====== INPUT DATA ======

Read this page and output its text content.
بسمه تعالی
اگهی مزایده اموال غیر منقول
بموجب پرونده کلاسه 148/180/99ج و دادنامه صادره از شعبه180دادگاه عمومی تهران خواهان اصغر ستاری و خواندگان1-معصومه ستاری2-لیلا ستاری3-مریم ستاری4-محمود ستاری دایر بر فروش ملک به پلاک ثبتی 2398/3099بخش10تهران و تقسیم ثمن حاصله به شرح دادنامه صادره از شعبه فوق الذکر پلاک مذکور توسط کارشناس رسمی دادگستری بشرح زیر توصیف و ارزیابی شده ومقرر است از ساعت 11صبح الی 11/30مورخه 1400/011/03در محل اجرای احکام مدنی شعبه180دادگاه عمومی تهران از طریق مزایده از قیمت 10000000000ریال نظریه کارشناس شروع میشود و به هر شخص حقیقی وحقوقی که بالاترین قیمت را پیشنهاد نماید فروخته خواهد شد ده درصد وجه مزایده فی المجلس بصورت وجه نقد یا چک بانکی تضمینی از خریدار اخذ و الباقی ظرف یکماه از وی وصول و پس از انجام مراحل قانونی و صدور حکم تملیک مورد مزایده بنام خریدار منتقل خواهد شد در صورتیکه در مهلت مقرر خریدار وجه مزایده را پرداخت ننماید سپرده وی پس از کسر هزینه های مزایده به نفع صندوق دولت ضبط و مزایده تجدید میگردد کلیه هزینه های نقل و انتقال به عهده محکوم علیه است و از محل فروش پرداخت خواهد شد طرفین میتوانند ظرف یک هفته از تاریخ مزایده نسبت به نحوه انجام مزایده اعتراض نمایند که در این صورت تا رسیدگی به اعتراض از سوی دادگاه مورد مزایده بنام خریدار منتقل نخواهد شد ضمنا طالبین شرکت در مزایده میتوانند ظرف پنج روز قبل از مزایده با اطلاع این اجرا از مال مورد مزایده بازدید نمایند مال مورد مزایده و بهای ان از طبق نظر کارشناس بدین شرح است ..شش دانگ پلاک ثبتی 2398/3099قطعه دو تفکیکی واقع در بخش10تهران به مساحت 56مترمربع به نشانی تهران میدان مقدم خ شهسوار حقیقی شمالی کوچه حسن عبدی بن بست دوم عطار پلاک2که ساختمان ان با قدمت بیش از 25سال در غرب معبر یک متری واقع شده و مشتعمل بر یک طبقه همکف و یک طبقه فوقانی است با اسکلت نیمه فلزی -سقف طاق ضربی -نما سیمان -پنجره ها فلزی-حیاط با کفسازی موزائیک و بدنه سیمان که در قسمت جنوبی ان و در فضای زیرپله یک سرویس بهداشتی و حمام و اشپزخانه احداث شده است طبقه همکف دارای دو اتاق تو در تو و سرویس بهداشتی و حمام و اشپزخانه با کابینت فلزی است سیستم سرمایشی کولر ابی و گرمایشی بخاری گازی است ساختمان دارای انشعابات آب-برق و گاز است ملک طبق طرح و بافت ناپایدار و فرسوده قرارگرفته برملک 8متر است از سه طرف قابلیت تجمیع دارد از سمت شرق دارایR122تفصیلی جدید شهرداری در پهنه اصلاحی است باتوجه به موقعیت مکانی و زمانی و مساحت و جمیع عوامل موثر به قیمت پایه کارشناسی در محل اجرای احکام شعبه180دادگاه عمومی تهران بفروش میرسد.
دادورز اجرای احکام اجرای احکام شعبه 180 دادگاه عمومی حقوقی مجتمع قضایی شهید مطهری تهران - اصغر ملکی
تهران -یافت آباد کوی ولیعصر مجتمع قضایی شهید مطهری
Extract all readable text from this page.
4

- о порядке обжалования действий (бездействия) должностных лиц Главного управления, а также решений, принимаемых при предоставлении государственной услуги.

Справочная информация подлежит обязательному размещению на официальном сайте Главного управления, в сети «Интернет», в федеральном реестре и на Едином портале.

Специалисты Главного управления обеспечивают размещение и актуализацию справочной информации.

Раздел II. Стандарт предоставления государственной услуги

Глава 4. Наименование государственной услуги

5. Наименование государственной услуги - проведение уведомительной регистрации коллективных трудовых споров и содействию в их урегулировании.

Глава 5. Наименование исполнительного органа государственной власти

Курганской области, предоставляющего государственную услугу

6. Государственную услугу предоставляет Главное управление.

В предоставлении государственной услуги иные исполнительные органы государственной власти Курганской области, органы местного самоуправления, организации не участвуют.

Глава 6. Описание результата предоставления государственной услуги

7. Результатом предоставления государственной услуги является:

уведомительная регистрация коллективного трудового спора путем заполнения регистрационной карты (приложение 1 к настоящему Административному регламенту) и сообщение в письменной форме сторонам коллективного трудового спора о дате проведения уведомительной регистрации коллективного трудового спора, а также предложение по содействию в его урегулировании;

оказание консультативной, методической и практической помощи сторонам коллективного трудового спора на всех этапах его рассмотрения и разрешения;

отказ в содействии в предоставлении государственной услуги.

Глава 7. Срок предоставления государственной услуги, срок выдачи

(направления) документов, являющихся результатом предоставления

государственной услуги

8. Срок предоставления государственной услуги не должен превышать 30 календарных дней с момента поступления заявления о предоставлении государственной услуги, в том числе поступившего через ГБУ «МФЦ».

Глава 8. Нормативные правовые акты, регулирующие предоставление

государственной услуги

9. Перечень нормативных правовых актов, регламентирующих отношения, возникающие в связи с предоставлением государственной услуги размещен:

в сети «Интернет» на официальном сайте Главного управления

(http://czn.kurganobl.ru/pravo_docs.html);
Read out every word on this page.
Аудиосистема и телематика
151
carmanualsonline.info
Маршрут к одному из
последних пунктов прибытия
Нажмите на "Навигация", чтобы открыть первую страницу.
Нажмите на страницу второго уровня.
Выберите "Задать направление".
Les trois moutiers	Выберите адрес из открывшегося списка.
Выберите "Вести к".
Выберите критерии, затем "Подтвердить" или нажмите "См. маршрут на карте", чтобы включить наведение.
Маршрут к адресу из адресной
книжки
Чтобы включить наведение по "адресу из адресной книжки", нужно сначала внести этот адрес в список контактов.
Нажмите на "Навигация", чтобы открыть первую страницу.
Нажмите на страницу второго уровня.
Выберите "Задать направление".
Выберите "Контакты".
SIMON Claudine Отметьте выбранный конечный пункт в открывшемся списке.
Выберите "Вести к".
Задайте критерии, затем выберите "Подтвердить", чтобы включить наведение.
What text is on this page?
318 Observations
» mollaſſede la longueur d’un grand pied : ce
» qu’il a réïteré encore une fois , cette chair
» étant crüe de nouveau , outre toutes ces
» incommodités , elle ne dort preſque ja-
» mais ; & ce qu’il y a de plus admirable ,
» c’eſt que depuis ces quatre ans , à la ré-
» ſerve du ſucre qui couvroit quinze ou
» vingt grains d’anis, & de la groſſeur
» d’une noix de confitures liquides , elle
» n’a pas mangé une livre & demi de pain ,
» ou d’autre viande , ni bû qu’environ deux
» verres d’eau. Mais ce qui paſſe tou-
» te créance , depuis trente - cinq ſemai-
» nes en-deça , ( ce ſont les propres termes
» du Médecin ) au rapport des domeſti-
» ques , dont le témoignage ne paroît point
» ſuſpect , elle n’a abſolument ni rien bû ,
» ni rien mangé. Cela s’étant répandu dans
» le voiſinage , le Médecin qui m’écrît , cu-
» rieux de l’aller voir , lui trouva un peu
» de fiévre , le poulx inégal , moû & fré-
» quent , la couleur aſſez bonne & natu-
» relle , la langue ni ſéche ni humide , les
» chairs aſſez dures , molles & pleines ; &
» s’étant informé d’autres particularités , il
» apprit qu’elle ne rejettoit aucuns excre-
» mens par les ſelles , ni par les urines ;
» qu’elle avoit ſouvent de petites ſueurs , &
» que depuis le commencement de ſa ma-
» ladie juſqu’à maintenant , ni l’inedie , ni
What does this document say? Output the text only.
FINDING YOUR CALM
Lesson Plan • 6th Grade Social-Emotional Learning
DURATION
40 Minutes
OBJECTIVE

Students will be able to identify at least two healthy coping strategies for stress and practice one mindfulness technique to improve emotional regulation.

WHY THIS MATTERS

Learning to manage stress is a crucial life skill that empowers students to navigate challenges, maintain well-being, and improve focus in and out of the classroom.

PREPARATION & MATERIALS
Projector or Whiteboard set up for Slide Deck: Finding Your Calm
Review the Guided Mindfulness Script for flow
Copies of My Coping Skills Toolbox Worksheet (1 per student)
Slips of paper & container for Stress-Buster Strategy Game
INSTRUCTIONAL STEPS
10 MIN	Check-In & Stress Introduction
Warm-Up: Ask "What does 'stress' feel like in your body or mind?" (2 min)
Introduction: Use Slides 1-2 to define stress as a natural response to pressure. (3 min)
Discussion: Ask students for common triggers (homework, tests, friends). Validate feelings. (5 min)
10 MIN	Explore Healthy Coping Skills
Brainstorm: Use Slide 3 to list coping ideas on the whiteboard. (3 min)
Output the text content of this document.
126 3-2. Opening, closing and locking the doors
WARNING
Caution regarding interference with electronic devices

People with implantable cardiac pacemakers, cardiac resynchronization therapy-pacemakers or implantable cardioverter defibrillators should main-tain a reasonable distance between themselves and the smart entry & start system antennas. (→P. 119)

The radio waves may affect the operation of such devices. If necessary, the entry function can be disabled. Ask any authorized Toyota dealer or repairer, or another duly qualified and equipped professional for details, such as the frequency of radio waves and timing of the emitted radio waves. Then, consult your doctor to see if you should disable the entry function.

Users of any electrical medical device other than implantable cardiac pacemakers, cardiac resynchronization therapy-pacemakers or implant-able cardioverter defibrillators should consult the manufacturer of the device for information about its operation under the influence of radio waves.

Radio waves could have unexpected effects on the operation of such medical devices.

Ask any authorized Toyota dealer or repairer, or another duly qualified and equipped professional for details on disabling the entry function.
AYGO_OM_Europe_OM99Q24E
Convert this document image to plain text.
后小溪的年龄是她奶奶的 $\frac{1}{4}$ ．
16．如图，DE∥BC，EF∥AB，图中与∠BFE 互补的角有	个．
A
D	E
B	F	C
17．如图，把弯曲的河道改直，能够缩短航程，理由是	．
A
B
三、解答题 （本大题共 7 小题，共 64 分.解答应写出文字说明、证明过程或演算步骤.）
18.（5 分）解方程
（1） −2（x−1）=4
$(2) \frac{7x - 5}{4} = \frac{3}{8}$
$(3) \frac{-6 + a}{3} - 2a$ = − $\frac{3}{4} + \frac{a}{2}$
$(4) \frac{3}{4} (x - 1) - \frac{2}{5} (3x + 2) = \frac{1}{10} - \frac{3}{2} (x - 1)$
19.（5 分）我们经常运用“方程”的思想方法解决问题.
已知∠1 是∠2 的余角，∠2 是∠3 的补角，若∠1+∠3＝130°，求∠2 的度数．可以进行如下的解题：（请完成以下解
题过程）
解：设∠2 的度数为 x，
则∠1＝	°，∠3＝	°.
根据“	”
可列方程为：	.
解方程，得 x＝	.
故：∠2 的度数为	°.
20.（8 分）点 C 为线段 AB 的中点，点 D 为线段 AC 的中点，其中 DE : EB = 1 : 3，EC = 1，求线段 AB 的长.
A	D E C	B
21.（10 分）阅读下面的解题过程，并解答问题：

======

* WRITTEN REQUEST *
Exactly how many lines of the material contain the word "should"? Write the number alone.

* PROBLEM SOLUTION *
3